Task requirements » Your reply should be a single number: how many lines contain the string "about".

Data records »
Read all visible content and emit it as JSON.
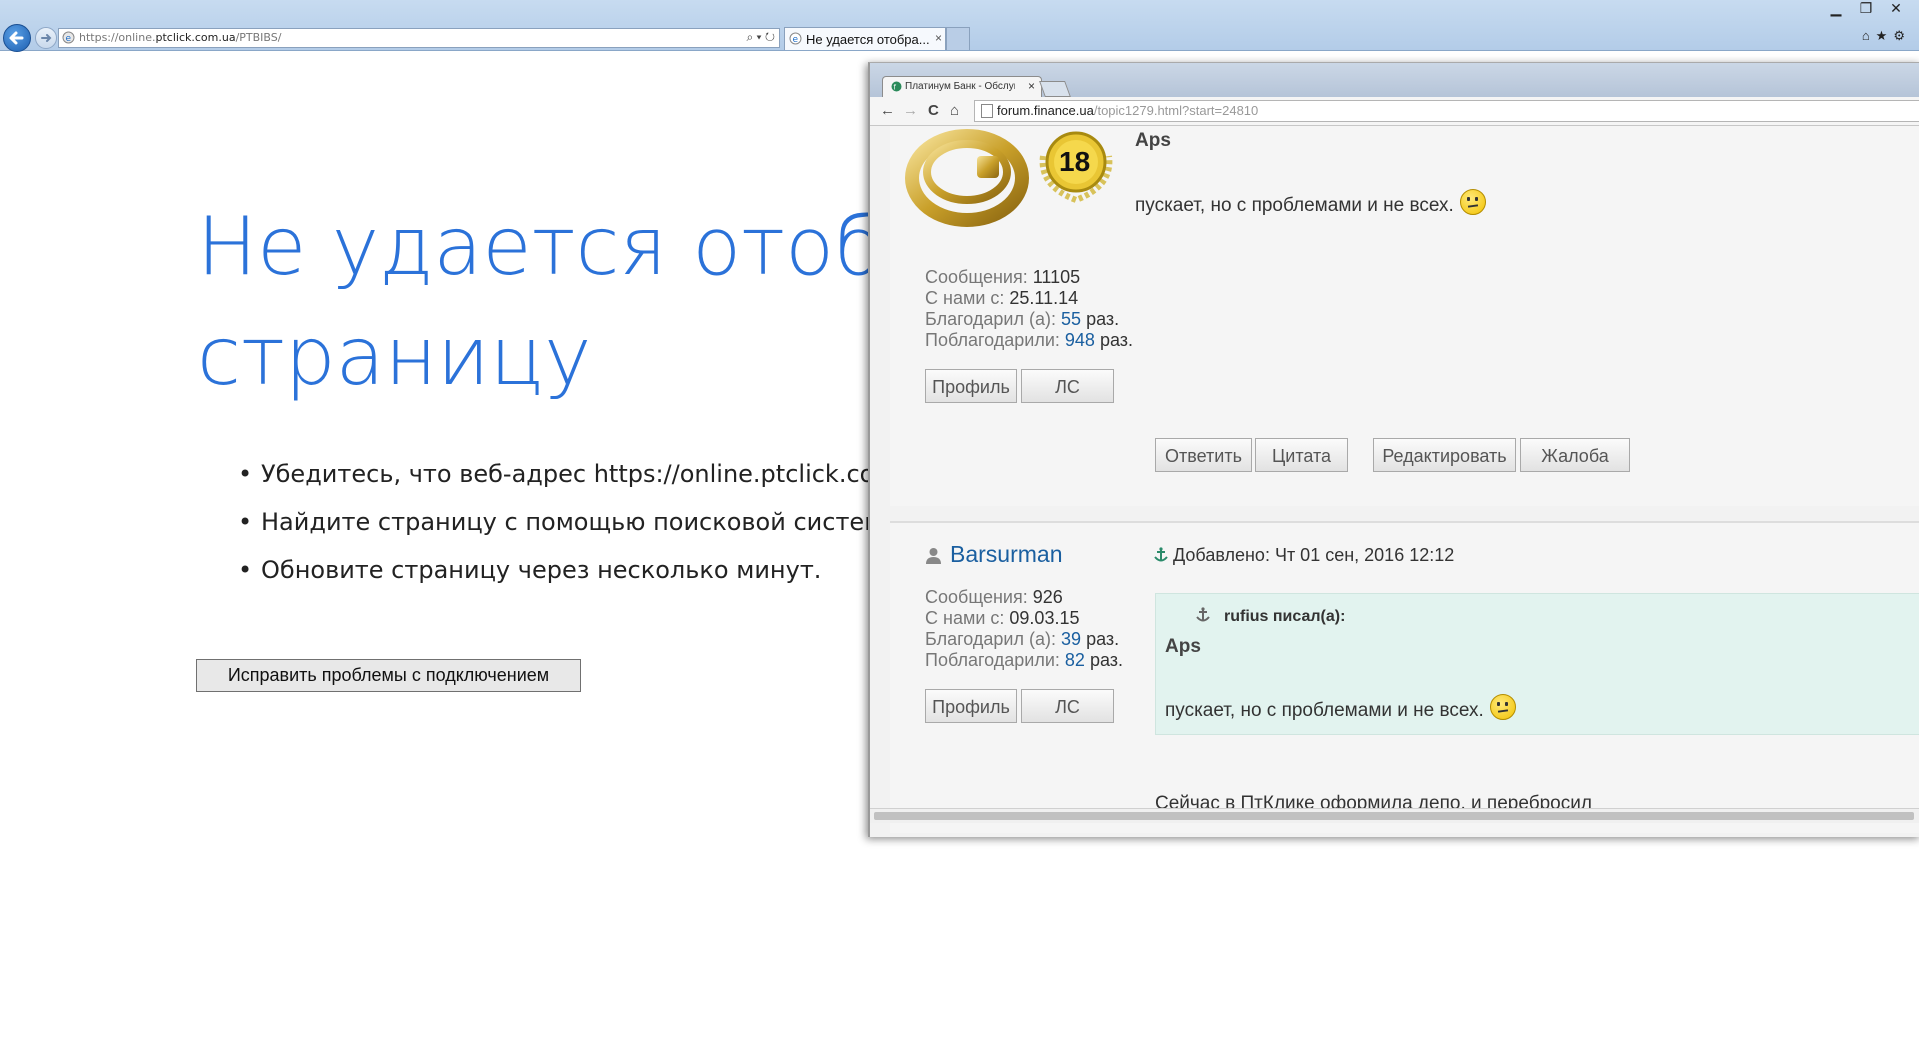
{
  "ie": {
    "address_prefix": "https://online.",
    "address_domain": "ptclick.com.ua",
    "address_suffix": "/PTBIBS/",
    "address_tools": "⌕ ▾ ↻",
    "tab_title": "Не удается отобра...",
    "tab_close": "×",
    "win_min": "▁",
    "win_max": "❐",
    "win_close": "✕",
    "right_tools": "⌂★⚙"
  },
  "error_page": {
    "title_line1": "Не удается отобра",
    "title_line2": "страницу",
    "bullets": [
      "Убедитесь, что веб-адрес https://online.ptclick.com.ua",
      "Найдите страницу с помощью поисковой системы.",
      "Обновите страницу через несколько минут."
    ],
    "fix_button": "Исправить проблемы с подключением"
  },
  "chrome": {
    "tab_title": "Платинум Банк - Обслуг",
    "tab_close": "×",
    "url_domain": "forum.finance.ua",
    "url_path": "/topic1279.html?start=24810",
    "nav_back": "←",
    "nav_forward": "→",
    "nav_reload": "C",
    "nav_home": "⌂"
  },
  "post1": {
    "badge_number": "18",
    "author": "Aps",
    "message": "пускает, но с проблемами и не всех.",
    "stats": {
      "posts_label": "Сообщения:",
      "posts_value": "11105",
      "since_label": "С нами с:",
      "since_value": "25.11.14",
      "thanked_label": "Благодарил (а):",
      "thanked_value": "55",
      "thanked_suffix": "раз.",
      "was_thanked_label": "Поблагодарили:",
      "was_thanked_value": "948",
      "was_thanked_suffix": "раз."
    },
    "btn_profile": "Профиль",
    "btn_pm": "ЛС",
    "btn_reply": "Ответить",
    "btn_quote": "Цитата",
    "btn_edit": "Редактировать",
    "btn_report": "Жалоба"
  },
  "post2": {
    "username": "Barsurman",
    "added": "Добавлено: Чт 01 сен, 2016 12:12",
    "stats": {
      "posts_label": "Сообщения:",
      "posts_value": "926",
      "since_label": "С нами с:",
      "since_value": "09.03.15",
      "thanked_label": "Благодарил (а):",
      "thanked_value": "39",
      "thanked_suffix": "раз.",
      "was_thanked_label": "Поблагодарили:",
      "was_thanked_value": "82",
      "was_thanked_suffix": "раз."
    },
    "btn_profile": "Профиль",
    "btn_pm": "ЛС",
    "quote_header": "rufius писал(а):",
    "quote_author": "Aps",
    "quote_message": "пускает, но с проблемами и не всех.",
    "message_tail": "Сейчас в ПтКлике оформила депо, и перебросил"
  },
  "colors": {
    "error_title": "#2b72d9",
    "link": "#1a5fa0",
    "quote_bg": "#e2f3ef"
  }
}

--

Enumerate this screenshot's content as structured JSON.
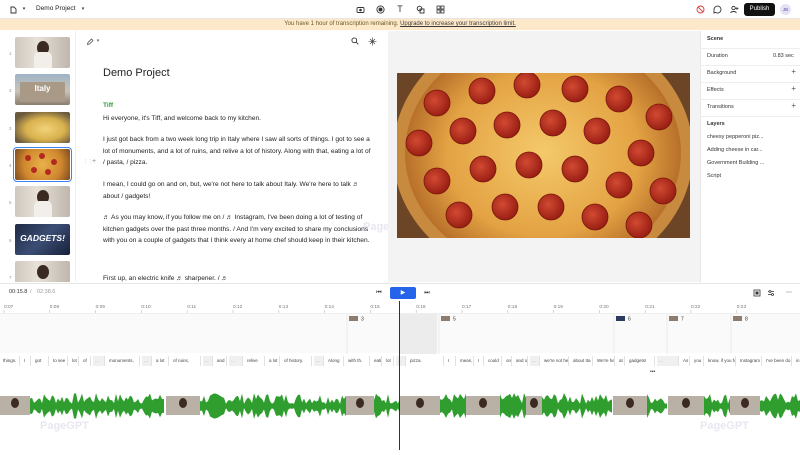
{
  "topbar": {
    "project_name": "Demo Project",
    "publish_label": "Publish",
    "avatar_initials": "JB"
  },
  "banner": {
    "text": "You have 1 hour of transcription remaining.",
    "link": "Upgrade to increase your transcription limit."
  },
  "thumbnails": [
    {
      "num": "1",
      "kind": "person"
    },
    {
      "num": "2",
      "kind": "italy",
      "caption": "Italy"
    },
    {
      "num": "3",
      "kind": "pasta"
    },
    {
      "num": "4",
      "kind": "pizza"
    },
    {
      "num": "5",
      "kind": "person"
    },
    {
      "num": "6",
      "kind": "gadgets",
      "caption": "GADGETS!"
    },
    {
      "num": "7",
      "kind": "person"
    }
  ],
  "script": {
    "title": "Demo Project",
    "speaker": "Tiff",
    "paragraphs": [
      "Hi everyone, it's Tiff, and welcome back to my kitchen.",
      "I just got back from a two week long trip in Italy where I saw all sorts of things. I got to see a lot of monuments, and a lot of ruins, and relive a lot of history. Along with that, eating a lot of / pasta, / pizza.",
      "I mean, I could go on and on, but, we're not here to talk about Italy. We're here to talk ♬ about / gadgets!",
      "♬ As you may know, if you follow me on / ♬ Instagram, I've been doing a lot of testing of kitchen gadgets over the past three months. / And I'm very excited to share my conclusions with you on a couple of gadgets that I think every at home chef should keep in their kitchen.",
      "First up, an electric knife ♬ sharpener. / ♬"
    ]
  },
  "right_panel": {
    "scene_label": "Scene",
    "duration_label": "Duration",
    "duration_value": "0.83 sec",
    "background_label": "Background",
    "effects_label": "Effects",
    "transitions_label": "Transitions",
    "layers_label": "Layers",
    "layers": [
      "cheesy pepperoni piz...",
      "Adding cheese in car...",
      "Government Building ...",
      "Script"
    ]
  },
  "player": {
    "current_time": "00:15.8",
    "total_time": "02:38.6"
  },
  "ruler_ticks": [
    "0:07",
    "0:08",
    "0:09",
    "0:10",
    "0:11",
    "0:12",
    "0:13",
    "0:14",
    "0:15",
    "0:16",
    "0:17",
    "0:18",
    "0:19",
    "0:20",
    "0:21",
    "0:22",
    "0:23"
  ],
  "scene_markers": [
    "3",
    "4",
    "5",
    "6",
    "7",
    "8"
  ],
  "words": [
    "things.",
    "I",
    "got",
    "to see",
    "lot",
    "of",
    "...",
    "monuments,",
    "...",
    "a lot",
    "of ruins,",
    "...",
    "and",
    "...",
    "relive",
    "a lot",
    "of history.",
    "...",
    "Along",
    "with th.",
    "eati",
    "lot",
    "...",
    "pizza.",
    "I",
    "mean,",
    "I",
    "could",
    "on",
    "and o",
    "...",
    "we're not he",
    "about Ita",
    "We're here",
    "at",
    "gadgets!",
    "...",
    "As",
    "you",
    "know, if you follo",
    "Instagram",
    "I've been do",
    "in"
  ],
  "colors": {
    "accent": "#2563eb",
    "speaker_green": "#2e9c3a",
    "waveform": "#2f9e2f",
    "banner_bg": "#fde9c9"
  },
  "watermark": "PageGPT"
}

Full solution » 2